• [Task to carry out]
Copy out the entries exactly, from the first line to the last.

• [Data listing]
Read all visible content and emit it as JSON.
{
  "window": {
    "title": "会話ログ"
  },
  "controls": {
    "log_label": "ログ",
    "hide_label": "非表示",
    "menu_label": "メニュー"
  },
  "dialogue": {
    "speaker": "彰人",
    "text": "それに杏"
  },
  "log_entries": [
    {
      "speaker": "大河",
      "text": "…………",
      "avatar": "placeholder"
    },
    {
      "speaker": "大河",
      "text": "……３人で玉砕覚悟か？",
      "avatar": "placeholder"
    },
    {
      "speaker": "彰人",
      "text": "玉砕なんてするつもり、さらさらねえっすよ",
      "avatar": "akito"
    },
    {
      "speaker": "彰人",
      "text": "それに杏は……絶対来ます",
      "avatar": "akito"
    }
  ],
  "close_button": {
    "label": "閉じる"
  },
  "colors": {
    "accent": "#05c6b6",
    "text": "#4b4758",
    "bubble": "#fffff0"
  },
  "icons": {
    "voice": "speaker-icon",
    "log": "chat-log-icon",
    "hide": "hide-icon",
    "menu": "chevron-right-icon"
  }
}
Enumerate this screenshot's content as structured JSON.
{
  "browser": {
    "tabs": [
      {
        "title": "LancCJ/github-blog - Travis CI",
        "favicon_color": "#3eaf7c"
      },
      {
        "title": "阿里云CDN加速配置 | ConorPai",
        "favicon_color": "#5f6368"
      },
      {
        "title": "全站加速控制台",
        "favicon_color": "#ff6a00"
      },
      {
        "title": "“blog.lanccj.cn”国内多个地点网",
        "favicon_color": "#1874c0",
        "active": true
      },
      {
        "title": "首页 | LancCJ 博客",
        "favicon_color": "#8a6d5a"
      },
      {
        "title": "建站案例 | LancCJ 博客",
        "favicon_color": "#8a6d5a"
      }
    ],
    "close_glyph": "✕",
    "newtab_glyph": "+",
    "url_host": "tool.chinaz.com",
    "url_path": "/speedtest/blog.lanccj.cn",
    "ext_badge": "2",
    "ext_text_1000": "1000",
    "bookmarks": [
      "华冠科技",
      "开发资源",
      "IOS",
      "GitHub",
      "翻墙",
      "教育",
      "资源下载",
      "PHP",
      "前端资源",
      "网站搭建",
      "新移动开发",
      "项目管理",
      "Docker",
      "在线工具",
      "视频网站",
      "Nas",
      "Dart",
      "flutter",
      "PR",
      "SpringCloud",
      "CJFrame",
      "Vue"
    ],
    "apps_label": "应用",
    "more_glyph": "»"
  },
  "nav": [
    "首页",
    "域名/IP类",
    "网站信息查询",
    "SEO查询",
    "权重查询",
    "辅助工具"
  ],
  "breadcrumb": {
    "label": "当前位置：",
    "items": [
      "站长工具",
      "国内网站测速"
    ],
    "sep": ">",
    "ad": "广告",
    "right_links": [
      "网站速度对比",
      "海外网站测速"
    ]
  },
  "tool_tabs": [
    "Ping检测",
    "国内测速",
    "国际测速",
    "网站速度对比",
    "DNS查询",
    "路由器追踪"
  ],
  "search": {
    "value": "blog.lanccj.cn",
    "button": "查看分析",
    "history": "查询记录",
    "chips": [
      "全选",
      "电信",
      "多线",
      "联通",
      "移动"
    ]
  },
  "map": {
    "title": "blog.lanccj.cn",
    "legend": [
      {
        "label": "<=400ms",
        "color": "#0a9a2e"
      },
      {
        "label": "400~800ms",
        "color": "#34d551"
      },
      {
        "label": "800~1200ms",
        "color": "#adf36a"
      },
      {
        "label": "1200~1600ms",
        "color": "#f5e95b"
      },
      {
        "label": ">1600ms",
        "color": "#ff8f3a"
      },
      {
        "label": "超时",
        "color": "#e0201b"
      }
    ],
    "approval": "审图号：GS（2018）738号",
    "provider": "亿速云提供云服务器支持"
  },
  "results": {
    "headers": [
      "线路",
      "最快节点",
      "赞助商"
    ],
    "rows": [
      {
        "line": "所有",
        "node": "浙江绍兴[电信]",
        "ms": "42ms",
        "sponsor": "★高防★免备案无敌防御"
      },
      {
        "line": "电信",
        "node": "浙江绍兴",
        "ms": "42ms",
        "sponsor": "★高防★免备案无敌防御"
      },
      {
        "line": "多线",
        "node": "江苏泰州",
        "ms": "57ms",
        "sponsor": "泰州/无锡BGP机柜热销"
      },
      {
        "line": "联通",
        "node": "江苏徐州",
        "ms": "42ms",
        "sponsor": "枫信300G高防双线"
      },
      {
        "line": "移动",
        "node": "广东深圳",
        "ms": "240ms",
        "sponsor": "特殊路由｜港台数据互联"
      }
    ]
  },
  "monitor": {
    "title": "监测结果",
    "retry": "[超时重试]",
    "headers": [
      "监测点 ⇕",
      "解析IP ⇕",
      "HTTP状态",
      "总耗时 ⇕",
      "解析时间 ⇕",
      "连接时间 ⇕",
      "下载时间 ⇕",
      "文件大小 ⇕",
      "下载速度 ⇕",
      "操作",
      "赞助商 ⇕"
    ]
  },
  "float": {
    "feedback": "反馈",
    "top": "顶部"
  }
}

• [Finished task]
Read all visible content and emit it as JSON.
{
  "window": {
    "title": "会話ログ"
  },
  "controls": {
    "log_label": "ログ",
    "hide_label": "非表示",
    "menu_label": "メニュー"
  },
  "dialogue": {
    "speaker": "彰人",
    "text": "それに杏"
  },
  "log_entries": [
    {
      "speaker": "大河",
      "text": "…………",
      "avatar": "placeholder"
    },
    {
      "speaker": "大河",
      "text": "……３人で玉砕覚悟か？",
      "avatar": "placeholder"
    },
    {
      "speaker": "彰人",
      "text": "玉砕なんてするつもり、さらさらねえっすよ",
      "avatar": "akito"
    },
    {
      "speaker": "彰人",
      "text": "それに杏は……絶対来ます",
      "avatar": "akito"
    }
  ],
  "close_button": {
    "label": "閉じる"
  },
  "colors": {
    "accent": "#05c6b6",
    "text": "#4b4758",
    "bubble": "#fffff0"
  },
  "icons": {
    "voice": "speaker-icon",
    "log": "chat-log-icon",
    "hide": "hide-icon",
    "menu": "chevron-right-icon"
  }
}
Enumerate this screenshot's content as structured JSON.
{
  "browser": {
    "tabs": [
      {
        "title": "LancCJ/github-blog - Travis CI",
        "favicon_color": "#3eaf7c"
      },
      {
        "title": "阿里云CDN加速配置 | ConorPai",
        "favicon_color": "#5f6368"
      },
      {
        "title": "全站加速控制台",
        "favicon_color": "#ff6a00"
      },
      {
        "title": "“blog.lanccj.cn”国内多个地点网",
        "favicon_color": "#1874c0",
        "active": true
      },
      {
        "title": "首页 | LancCJ 博客",
        "favicon_color": "#8a6d5a"
      },
      {
        "title": "建站案例 | LancCJ 博客",
        "favicon_color": "#8a6d5a"
      }
    ],
    "close_glyph": "✕",
    "newtab_glyph": "+",
    "url_host": "tool.chinaz.com",
    "url_path": "/speedtest/blog.lanccj.cn",
    "ext_badge": "2",
    "ext_text_1000": "1000",
    "bookmarks": [
      "华冠科技",
      "开发资源",
      "IOS",
      "GitHub",
      "翻墙",
      "教育",
      "资源下载",
      "PHP",
      "前端资源",
      "网站搭建",
      "新移动开发",
      "项目管理",
      "Docker",
      "在线工具",
      "视频网站",
      "Nas",
      "Dart",
      "flutter",
      "PR",
      "SpringCloud",
      "CJFrame",
      "Vue"
    ],
    "apps_label": "应用",
    "more_glyph": "»"
  },
  "nav": [
    "首页",
    "域名/IP类",
    "网站信息查询",
    "SEO查询",
    "权重查询",
    "辅助工具"
  ],
  "breadcrumb": {
    "label": "当前位置：",
    "items": [
      "站长工具",
      "国内网站测速"
    ],
    "sep": ">",
    "ad": "广告",
    "right_links": [
      "网站速度对比",
      "海外网站测速"
    ]
  },
  "tool_tabs": [
    "Ping检测",
    "国内测速",
    "国际测速",
    "网站速度对比",
    "DNS查询",
    "路由器追踪"
  ],
  "search": {
    "value": "blog.lanccj.cn",
    "button": "查看分析",
    "history": "查询记录",
    "chips": [
      "全选",
      "电信",
      "多线",
      "联通",
      "移动"
    ]
  },
  "map": {
    "title": "blog.lanccj.cn",
    "legend": [
      {
        "label": "<=400ms",
        "color": "#0a9a2e"
      },
      {
        "label": "400~800ms",
        "color": "#34d551"
      },
      {
        "label": "800~1200ms",
        "color": "#adf36a"
      },
      {
        "label": "1200~1600ms",
        "color": "#f5e95b"
      },
      {
        "label": ">1600ms",
        "color": "#ff8f3a"
      },
      {
        "label": "超时",
        "color": "#e0201b"
      }
    ],
    "approval": "审图号：GS（2018）738号",
    "provider": "亿速云提供云服务器支持"
  },
  "results": {
    "headers": [
      "线路",
      "最快节点",
      "赞助商"
    ],
    "rows": [
      {
        "line": "所有",
        "node": "浙江绍兴[电信]",
        "ms": "42ms",
        "sponsor": "★高防★免备案无敌防御"
      },
      {
        "line": "电信",
        "node": "浙江绍兴",
        "ms": "42ms",
        "sponsor": "★高防★免备案无敌防御"
      },
      {
        "line": "多线",
        "node": "江苏泰州",
        "ms": "57ms",
        "sponsor": "泰州/无锡BGP机柜热销"
      },
      {
        "line": "联通",
        "node": "江苏徐州",
        "ms": "42ms",
        "sponsor": "枫信300G高防双线"
      },
      {
        "line": "移动",
        "node": "广东深圳",
        "ms": "240ms",
        "sponsor": "特殊路由｜港台数据互联"
      }
    ]
  },
  "monitor": {
    "title": "监测结果",
    "retry": "[超时重试]",
    "headers": [
      "监测点 ⇕",
      "解析IP ⇕",
      "HTTP状态",
      "总耗时 ⇕",
      "解析时间 ⇕",
      "连接时间 ⇕",
      "下载时间 ⇕",
      "文件大小 ⇕",
      "下载速度 ⇕",
      "操作",
      "赞助商 ⇕"
    ]
  },
  "float": {
    "feedback": "反馈",
    "top": "顶部"
  }
}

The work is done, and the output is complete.